What you should do:
The listing must be reproduced in full, exactly as it stands.
# # # #
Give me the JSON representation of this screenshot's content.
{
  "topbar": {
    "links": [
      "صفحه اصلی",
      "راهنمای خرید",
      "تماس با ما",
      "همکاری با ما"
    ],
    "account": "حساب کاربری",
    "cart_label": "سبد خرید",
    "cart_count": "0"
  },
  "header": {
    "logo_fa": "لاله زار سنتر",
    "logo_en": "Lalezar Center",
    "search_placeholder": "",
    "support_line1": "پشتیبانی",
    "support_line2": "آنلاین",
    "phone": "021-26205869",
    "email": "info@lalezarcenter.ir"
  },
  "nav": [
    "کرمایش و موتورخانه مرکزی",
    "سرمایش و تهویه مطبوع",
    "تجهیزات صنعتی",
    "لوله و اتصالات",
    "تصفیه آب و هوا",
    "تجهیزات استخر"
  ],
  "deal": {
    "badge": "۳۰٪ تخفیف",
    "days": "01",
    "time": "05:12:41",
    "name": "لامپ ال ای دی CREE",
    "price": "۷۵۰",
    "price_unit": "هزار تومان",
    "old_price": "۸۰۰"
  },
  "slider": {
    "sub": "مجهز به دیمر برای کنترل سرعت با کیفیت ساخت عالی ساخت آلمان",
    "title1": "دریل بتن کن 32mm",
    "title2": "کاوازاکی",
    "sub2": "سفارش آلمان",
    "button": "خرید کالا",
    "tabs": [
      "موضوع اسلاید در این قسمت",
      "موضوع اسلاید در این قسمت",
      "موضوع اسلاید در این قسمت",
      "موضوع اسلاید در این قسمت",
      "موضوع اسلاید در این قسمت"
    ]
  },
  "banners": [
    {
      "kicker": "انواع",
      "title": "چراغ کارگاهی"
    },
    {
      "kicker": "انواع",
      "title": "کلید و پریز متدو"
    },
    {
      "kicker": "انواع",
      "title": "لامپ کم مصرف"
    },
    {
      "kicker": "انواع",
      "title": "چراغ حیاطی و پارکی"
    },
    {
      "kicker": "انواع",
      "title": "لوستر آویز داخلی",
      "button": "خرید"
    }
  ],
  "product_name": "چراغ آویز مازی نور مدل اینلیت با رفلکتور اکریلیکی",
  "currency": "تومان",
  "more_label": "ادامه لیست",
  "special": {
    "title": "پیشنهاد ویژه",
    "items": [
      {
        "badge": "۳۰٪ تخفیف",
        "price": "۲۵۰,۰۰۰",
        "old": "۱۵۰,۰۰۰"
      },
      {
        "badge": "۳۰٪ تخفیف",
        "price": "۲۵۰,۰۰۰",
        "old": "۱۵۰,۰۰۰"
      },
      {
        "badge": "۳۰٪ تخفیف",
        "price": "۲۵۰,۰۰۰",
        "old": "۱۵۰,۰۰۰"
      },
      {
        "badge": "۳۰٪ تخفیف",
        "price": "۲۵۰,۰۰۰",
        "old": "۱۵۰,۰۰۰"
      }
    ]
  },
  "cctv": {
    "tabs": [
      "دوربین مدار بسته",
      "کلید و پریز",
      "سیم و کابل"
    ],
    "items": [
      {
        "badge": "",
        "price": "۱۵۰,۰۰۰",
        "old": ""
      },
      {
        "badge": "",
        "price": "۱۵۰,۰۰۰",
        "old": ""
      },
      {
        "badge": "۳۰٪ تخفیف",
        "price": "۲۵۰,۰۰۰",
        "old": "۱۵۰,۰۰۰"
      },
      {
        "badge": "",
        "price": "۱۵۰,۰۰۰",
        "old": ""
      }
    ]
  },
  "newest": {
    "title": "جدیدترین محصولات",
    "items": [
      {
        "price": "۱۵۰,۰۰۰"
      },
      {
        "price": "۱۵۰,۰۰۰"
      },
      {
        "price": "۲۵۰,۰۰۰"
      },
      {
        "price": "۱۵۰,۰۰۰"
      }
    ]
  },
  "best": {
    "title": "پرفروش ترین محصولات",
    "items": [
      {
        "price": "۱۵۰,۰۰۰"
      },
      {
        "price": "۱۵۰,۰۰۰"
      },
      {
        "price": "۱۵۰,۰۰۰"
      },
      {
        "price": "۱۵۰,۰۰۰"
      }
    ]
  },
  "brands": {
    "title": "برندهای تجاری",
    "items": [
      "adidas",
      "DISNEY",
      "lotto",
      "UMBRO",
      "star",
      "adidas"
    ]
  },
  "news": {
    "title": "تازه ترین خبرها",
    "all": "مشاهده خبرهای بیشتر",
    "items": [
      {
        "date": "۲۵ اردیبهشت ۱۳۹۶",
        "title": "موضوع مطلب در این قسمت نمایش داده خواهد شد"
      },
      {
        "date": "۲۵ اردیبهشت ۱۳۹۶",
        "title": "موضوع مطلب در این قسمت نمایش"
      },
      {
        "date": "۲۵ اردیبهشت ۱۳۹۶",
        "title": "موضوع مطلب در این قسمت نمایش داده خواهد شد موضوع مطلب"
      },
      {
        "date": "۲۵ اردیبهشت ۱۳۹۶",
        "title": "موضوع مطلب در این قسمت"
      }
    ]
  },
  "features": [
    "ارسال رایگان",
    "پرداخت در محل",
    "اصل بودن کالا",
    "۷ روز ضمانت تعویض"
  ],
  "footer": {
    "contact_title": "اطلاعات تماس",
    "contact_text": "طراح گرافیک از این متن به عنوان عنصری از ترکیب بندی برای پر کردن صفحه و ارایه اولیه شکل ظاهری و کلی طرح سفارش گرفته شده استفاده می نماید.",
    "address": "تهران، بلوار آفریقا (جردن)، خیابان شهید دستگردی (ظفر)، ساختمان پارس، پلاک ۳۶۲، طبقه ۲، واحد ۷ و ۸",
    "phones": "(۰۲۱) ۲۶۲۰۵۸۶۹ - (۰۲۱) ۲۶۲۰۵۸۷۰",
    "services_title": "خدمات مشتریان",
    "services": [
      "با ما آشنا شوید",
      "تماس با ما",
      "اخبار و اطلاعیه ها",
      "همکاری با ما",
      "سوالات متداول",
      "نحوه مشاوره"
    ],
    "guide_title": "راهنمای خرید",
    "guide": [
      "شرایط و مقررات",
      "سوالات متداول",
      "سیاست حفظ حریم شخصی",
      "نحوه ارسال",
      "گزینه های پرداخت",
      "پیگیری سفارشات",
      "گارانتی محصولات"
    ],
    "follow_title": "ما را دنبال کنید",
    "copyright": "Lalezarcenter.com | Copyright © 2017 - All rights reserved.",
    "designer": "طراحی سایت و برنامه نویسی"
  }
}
# # # #
Exercise answer:
Give me the JSON representation of this screenshot's content.
{
  "topbar": {
    "links": [
      "صفحه اصلی",
      "راهنمای خرید",
      "تماس با ما",
      "همکاری با ما"
    ],
    "account": "حساب کاربری",
    "cart_label": "سبد خرید",
    "cart_count": "0"
  },
  "header": {
    "logo_fa": "لاله زار سنتر",
    "logo_en": "Lalezar Center",
    "search_placeholder": "",
    "support_line1": "پشتیبانی",
    "support_line2": "آنلاین",
    "phone": "021-26205869",
    "email": "info@lalezarcenter.ir"
  },
  "nav": [
    "کرمایش و موتورخانه مرکزی",
    "سرمایش و تهویه مطبوع",
    "تجهیزات صنعتی",
    "لوله و اتصالات",
    "تصفیه آب و هوا",
    "تجهیزات استخر"
  ],
  "deal": {
    "badge": "۳۰٪ تخفیف",
    "days": "01",
    "time": "05:12:41",
    "name": "لامپ ال ای دی CREE",
    "price": "۷۵۰",
    "price_unit": "هزار تومان",
    "old_price": "۸۰۰"
  },
  "slider": {
    "sub": "مجهز به دیمر برای کنترل سرعت با کیفیت ساخت عالی ساخت آلمان",
    "title1": "دریل بتن کن 32mm",
    "title2": "کاوازاکی",
    "sub2": "سفارش آلمان",
    "button": "خرید کالا",
    "tabs": [
      "موضوع اسلاید در این قسمت",
      "موضوع اسلاید در این قسمت",
      "موضوع اسلاید در این قسمت",
      "موضوع اسلاید در این قسمت",
      "موضوع اسلاید در این قسمت"
    ]
  },
  "banners": [
    {
      "kicker": "انواع",
      "title": "چراغ کارگاهی"
    },
    {
      "kicker": "انواع",
      "title": "کلید و پریز متدو"
    },
    {
      "kicker": "انواع",
      "title": "لامپ کم مصرف"
    },
    {
      "kicker": "انواع",
      "title": "چراغ حیاطی و پارکی"
    },
    {
      "kicker": "انواع",
      "title": "لوستر آویز داخلی",
      "button": "خرید"
    }
  ],
  "product_name": "چراغ آویز مازی نور مدل اینلیت با رفلکتور اکریلیکی",
  "currency": "تومان",
  "more_label": "ادامه لیست",
  "special": {
    "title": "پیشنهاد ویژه",
    "items": [
      {
        "badge": "۳۰٪ تخفیف",
        "price": "۲۵۰,۰۰۰",
        "old": "۱۵۰,۰۰۰"
      },
      {
        "badge": "۳۰٪ تخفیف",
        "price": "۲۵۰,۰۰۰",
        "old": "۱۵۰,۰۰۰"
      },
      {
        "badge": "۳۰٪ تخفیف",
        "price": "۲۵۰,۰۰۰",
        "old": "۱۵۰,۰۰۰"
      },
      {
        "badge": "۳۰٪ تخفیف",
        "price": "۲۵۰,۰۰۰",
        "old": "۱۵۰,۰۰۰"
      }
    ]
  },
  "cctv": {
    "tabs": [
      "دوربین مدار بسته",
      "کلید و پریز",
      "سیم و کابل"
    ],
    "items": [
      {
        "badge": "",
        "price": "۱۵۰,۰۰۰",
        "old": ""
      },
      {
        "badge": "",
        "price": "۱۵۰,۰۰۰",
        "old": ""
      },
      {
        "badge": "۳۰٪ تخفیف",
        "price": "۲۵۰,۰۰۰",
        "old": "۱۵۰,۰۰۰"
      },
      {
        "badge": "",
        "price": "۱۵۰,۰۰۰",
        "old": ""
      }
    ]
  },
  "newest": {
    "title": "جدیدترین محصولات",
    "items": [
      {
        "price": "۱۵۰,۰۰۰"
      },
      {
        "price": "۱۵۰,۰۰۰"
      },
      {
        "price": "۲۵۰,۰۰۰"
      },
      {
        "price": "۱۵۰,۰۰۰"
      }
    ]
  },
  "best": {
    "title": "پرفروش ترین محصولات",
    "items": [
      {
        "price": "۱۵۰,۰۰۰"
      },
      {
        "price": "۱۵۰,۰۰۰"
      },
      {
        "price": "۱۵۰,۰۰۰"
      },
      {
        "price": "۱۵۰,۰۰۰"
      }
    ]
  },
  "brands": {
    "title": "برندهای تجاری",
    "items": [
      "adidas",
      "DISNEY",
      "lotto",
      "UMBRO",
      "star",
      "adidas"
    ]
  },
  "news": {
    "title": "تازه ترین خبرها",
    "all": "مشاهده خبرهای بیشتر",
    "items": [
      {
        "date": "۲۵ اردیبهشت ۱۳۹۶",
        "title": "موضوع مطلب در این قسمت نمایش داده خواهد شد"
      },
      {
        "date": "۲۵ اردیبهشت ۱۳۹۶",
        "title": "موضوع مطلب در این قسمت نمایش"
      },
      {
        "date": "۲۵ اردیبهشت ۱۳۹۶",
        "title": "موضوع مطلب در این قسمت نمایش داده خواهد شد موضوع مطلب"
      },
      {
        "date": "۲۵ اردیبهشت ۱۳۹۶",
        "title": "موضوع مطلب در این قسمت"
      }
    ]
  },
  "features": [
    "ارسال رایگان",
    "پرداخت در محل",
    "اصل بودن کالا",
    "۷ روز ضمانت تعویض"
  ],
  "footer": {
    "contact_title": "اطلاعات تماس",
    "contact_text": "طراح گرافیک از این متن به عنوان عنصری از ترکیب بندی برای پر کردن صفحه و ارایه اولیه شکل ظاهری و کلی طرح سفارش گرفته شده استفاده می نماید.",
    "address": "تهران، بلوار آفریقا (جردن)، خیابان شهید دستگردی (ظفر)، ساختمان پارس، پلاک ۳۶۲، طبقه ۲، واحد ۷ و ۸",
    "phones": "(۰۲۱) ۲۶۲۰۵۸۶۹ - (۰۲۱) ۲۶۲۰۵۸۷۰",
    "services_title": "خدمات مشتریان",
    "services": [
      "با ما آشنا شوید",
      "تماس با ما",
      "اخبار و اطلاعیه ها",
      "همکاری با ما",
      "سوالات متداول",
      "نحوه مشاوره"
    ],
    "guide_title": "راهنمای خرید",
    "guide": [
      "شرایط و مقررات",
      "سوالات متداول",
      "سیاست حفظ حریم شخصی",
      "نحوه ارسال",
      "گزینه های پرداخت",
      "پیگیری سفارشات",
      "گارانتی محصولات"
    ],
    "follow_title": "ما را دنبال کنید",
    "copyright": "Lalezarcenter.com | Copyright © 2017 - All rights reserved.",
    "designer": "طراحی سایت و برنامه نویسی"
  }
}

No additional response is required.